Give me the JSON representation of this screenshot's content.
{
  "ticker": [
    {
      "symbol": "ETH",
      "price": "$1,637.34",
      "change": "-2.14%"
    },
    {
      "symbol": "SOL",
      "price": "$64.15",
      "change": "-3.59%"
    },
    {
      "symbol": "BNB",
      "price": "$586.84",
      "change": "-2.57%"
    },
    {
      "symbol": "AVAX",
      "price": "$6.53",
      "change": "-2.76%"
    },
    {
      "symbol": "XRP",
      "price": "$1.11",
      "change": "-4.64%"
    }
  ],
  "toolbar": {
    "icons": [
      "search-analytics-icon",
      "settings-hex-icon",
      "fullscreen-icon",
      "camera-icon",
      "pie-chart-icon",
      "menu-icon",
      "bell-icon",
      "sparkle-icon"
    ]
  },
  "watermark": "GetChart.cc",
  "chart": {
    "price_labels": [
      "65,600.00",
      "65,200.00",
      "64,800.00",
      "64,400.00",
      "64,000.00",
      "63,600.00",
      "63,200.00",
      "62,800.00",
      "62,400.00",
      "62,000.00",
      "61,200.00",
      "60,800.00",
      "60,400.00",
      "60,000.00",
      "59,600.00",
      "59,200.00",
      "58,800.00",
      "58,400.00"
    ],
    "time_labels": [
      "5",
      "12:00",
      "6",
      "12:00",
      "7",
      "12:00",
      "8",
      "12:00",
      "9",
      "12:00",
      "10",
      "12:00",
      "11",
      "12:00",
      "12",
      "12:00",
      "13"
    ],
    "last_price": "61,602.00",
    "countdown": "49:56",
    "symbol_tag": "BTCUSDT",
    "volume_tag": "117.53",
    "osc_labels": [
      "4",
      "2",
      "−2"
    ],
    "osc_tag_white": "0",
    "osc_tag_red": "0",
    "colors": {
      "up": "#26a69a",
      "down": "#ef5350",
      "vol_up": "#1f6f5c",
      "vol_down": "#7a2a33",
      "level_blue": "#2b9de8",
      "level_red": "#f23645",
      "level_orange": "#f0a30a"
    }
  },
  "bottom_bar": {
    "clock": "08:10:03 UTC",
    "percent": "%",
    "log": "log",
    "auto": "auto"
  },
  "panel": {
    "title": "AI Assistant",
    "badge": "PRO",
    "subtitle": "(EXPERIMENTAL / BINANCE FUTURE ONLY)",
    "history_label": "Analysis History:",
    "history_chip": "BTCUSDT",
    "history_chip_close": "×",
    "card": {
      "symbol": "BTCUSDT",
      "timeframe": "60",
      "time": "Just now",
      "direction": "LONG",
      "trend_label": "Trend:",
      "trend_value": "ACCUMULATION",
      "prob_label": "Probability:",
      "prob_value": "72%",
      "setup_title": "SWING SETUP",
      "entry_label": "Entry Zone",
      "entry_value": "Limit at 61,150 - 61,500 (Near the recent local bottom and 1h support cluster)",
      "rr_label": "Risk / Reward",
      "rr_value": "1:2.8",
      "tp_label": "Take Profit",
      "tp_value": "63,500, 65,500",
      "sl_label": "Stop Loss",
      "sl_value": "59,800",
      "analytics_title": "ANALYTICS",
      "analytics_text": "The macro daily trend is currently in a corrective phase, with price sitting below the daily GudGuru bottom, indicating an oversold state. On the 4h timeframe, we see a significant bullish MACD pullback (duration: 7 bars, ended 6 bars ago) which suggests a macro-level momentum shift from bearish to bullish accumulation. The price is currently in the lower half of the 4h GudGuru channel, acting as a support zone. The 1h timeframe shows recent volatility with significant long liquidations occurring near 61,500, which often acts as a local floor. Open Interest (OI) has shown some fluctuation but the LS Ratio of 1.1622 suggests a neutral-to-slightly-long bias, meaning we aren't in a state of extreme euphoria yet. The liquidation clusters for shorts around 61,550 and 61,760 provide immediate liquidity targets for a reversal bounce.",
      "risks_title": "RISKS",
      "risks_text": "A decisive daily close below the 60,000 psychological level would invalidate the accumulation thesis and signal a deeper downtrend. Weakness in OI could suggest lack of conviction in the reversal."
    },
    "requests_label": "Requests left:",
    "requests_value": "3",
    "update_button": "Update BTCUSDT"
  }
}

### EXERCISE
Transcribe the data. Leave every line exactly as it is.

### COMPLETED EXERCISE
Give me the JSON representation of this screenshot's content.
{
  "ticker": [
    {
      "symbol": "ETH",
      "price": "$1,637.34",
      "change": "-2.14%"
    },
    {
      "symbol": "SOL",
      "price": "$64.15",
      "change": "-3.59%"
    },
    {
      "symbol": "BNB",
      "price": "$586.84",
      "change": "-2.57%"
    },
    {
      "symbol": "AVAX",
      "price": "$6.53",
      "change": "-2.76%"
    },
    {
      "symbol": "XRP",
      "price": "$1.11",
      "change": "-4.64%"
    }
  ],
  "toolbar": {
    "icons": [
      "search-analytics-icon",
      "settings-hex-icon",
      "fullscreen-icon",
      "camera-icon",
      "pie-chart-icon",
      "menu-icon",
      "bell-icon",
      "sparkle-icon"
    ]
  },
  "watermark": "GetChart.cc",
  "chart": {
    "price_labels": [
      "65,600.00",
      "65,200.00",
      "64,800.00",
      "64,400.00",
      "64,000.00",
      "63,600.00",
      "63,200.00",
      "62,800.00",
      "62,400.00",
      "62,000.00",
      "61,200.00",
      "60,800.00",
      "60,400.00",
      "60,000.00",
      "59,600.00",
      "59,200.00",
      "58,800.00",
      "58,400.00"
    ],
    "time_labels": [
      "5",
      "12:00",
      "6",
      "12:00",
      "7",
      "12:00",
      "8",
      "12:00",
      "9",
      "12:00",
      "10",
      "12:00",
      "11",
      "12:00",
      "12",
      "12:00",
      "13"
    ],
    "last_price": "61,602.00",
    "countdown": "49:56",
    "symbol_tag": "BTCUSDT",
    "volume_tag": "117.53",
    "osc_labels": [
      "4",
      "2",
      "−2"
    ],
    "osc_tag_white": "0",
    "osc_tag_red": "0",
    "colors": {
      "up": "#26a69a",
      "down": "#ef5350",
      "vol_up": "#1f6f5c",
      "vol_down": "#7a2a33",
      "level_blue": "#2b9de8",
      "level_red": "#f23645",
      "level_orange": "#f0a30a"
    }
  },
  "bottom_bar": {
    "clock": "08:10:03 UTC",
    "percent": "%",
    "log": "log",
    "auto": "auto"
  },
  "panel": {
    "title": "AI Assistant",
    "badge": "PRO",
    "subtitle": "(EXPERIMENTAL / BINANCE FUTURE ONLY)",
    "history_label": "Analysis History:",
    "history_chip": "BTCUSDT",
    "history_chip_close": "×",
    "card": {
      "symbol": "BTCUSDT",
      "timeframe": "60",
      "time": "Just now",
      "direction": "LONG",
      "trend_label": "Trend:",
      "trend_value": "ACCUMULATION",
      "prob_label": "Probability:",
      "prob_value": "72%",
      "setup_title": "SWING SETUP",
      "entry_label": "Entry Zone",
      "entry_value": "Limit at 61,150 - 61,500 (Near the recent local bottom and 1h support cluster)",
      "rr_label": "Risk / Reward",
      "rr_value": "1:2.8",
      "tp_label": "Take Profit",
      "tp_value": "63,500, 65,500",
      "sl_label": "Stop Loss",
      "sl_value": "59,800",
      "analytics_title": "ANALYTICS",
      "analytics_text": "The macro daily trend is currently in a corrective phase, with price sitting below the daily GudGuru bottom, indicating an oversold state. On the 4h timeframe, we see a significant bullish MACD pullback (duration: 7 bars, ended 6 bars ago) which suggests a macro-level momentum shift from bearish to bullish accumulation. The price is currently in the lower half of the 4h GudGuru channel, acting as a support zone. The 1h timeframe shows recent volatility with significant long liquidations occurring near 61,500, which often acts as a local floor. Open Interest (OI) has shown some fluctuation but the LS Ratio of 1.1622 suggests a neutral-to-slightly-long bias, meaning we aren't in a state of extreme euphoria yet. The liquidation clusters for shorts around 61,550 and 61,760 provide immediate liquidity targets for a reversal bounce.",
      "risks_title": "RISKS",
      "risks_text": "A decisive daily close below the 60,000 psychological level would invalidate the accumulation thesis and signal a deeper downtrend. Weakness in OI could suggest lack of conviction in the reversal."
    },
    "requests_label": "Requests left:",
    "requests_value": "3",
    "update_button": "Update BTCUSDT"
  }
}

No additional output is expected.